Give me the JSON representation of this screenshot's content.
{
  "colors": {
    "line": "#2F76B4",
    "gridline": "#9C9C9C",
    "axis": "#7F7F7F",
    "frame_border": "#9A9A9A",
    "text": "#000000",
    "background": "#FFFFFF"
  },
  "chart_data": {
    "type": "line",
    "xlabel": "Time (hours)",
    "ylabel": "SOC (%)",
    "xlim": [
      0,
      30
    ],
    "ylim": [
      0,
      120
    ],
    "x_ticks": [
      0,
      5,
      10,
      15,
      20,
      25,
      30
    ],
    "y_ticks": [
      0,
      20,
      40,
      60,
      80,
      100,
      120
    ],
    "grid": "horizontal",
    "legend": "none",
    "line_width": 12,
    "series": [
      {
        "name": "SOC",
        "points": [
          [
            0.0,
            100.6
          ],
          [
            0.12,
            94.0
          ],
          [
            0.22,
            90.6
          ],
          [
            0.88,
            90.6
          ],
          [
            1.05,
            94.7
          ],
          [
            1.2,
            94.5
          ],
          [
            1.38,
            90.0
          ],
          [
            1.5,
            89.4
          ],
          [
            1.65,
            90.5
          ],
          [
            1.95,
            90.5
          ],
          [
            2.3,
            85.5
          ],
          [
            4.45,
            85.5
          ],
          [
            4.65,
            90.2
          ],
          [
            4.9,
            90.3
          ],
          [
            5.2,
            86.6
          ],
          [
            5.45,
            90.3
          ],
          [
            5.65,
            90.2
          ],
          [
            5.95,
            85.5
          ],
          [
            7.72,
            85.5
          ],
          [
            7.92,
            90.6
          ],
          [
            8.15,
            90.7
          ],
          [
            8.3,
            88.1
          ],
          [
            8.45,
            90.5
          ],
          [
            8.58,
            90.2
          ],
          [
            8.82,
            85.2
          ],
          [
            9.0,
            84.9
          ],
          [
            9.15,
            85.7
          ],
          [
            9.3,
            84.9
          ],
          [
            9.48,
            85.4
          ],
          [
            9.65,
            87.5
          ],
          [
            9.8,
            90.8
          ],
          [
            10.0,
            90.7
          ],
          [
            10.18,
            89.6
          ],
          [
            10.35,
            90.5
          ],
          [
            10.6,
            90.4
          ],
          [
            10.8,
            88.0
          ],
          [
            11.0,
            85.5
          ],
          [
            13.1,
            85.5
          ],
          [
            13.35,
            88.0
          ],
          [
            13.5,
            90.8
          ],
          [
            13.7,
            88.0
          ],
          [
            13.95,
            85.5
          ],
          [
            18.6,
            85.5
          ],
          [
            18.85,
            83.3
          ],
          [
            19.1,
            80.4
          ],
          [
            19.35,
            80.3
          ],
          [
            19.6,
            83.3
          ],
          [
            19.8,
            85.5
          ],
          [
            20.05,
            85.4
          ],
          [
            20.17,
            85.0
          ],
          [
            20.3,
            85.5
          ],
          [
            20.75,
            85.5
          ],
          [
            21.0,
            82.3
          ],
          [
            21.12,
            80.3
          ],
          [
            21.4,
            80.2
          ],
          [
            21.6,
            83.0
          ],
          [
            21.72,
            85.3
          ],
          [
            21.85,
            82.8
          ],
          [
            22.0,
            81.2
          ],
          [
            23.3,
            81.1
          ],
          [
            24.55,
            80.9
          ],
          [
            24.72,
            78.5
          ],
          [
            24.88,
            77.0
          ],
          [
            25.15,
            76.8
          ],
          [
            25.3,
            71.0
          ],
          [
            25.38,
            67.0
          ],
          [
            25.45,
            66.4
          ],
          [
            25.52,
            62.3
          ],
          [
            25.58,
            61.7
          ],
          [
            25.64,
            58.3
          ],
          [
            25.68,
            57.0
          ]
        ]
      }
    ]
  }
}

**REQUEST**
Output all of the material exactly as written.

**TASK SOLUTION**
Give me the JSON representation of this screenshot's content.
{
  "colors": {
    "line": "#2F76B4",
    "gridline": "#9C9C9C",
    "axis": "#7F7F7F",
    "frame_border": "#9A9A9A",
    "text": "#000000",
    "background": "#FFFFFF"
  },
  "chart_data": {
    "type": "line",
    "xlabel": "Time (hours)",
    "ylabel": "SOC (%)",
    "xlim": [
      0,
      30
    ],
    "ylim": [
      0,
      120
    ],
    "x_ticks": [
      0,
      5,
      10,
      15,
      20,
      25,
      30
    ],
    "y_ticks": [
      0,
      20,
      40,
      60,
      80,
      100,
      120
    ],
    "grid": "horizontal",
    "legend": "none",
    "line_width": 12,
    "series": [
      {
        "name": "SOC",
        "points": [
          [
            0.0,
            100.6
          ],
          [
            0.12,
            94.0
          ],
          [
            0.22,
            90.6
          ],
          [
            0.88,
            90.6
          ],
          [
            1.05,
            94.7
          ],
          [
            1.2,
            94.5
          ],
          [
            1.38,
            90.0
          ],
          [
            1.5,
            89.4
          ],
          [
            1.65,
            90.5
          ],
          [
            1.95,
            90.5
          ],
          [
            2.3,
            85.5
          ],
          [
            4.45,
            85.5
          ],
          [
            4.65,
            90.2
          ],
          [
            4.9,
            90.3
          ],
          [
            5.2,
            86.6
          ],
          [
            5.45,
            90.3
          ],
          [
            5.65,
            90.2
          ],
          [
            5.95,
            85.5
          ],
          [
            7.72,
            85.5
          ],
          [
            7.92,
            90.6
          ],
          [
            8.15,
            90.7
          ],
          [
            8.3,
            88.1
          ],
          [
            8.45,
            90.5
          ],
          [
            8.58,
            90.2
          ],
          [
            8.82,
            85.2
          ],
          [
            9.0,
            84.9
          ],
          [
            9.15,
            85.7
          ],
          [
            9.3,
            84.9
          ],
          [
            9.48,
            85.4
          ],
          [
            9.65,
            87.5
          ],
          [
            9.8,
            90.8
          ],
          [
            10.0,
            90.7
          ],
          [
            10.18,
            89.6
          ],
          [
            10.35,
            90.5
          ],
          [
            10.6,
            90.4
          ],
          [
            10.8,
            88.0
          ],
          [
            11.0,
            85.5
          ],
          [
            13.1,
            85.5
          ],
          [
            13.35,
            88.0
          ],
          [
            13.5,
            90.8
          ],
          [
            13.7,
            88.0
          ],
          [
            13.95,
            85.5
          ],
          [
            18.6,
            85.5
          ],
          [
            18.85,
            83.3
          ],
          [
            19.1,
            80.4
          ],
          [
            19.35,
            80.3
          ],
          [
            19.6,
            83.3
          ],
          [
            19.8,
            85.5
          ],
          [
            20.05,
            85.4
          ],
          [
            20.17,
            85.0
          ],
          [
            20.3,
            85.5
          ],
          [
            20.75,
            85.5
          ],
          [
            21.0,
            82.3
          ],
          [
            21.12,
            80.3
          ],
          [
            21.4,
            80.2
          ],
          [
            21.6,
            83.0
          ],
          [
            21.72,
            85.3
          ],
          [
            21.85,
            82.8
          ],
          [
            22.0,
            81.2
          ],
          [
            23.3,
            81.1
          ],
          [
            24.55,
            80.9
          ],
          [
            24.72,
            78.5
          ],
          [
            24.88,
            77.0
          ],
          [
            25.15,
            76.8
          ],
          [
            25.3,
            71.0
          ],
          [
            25.38,
            67.0
          ],
          [
            25.45,
            66.4
          ],
          [
            25.52,
            62.3
          ],
          [
            25.58,
            61.7
          ],
          [
            25.64,
            58.3
          ],
          [
            25.68,
            57.0
          ]
        ]
      }
    ]
  }
}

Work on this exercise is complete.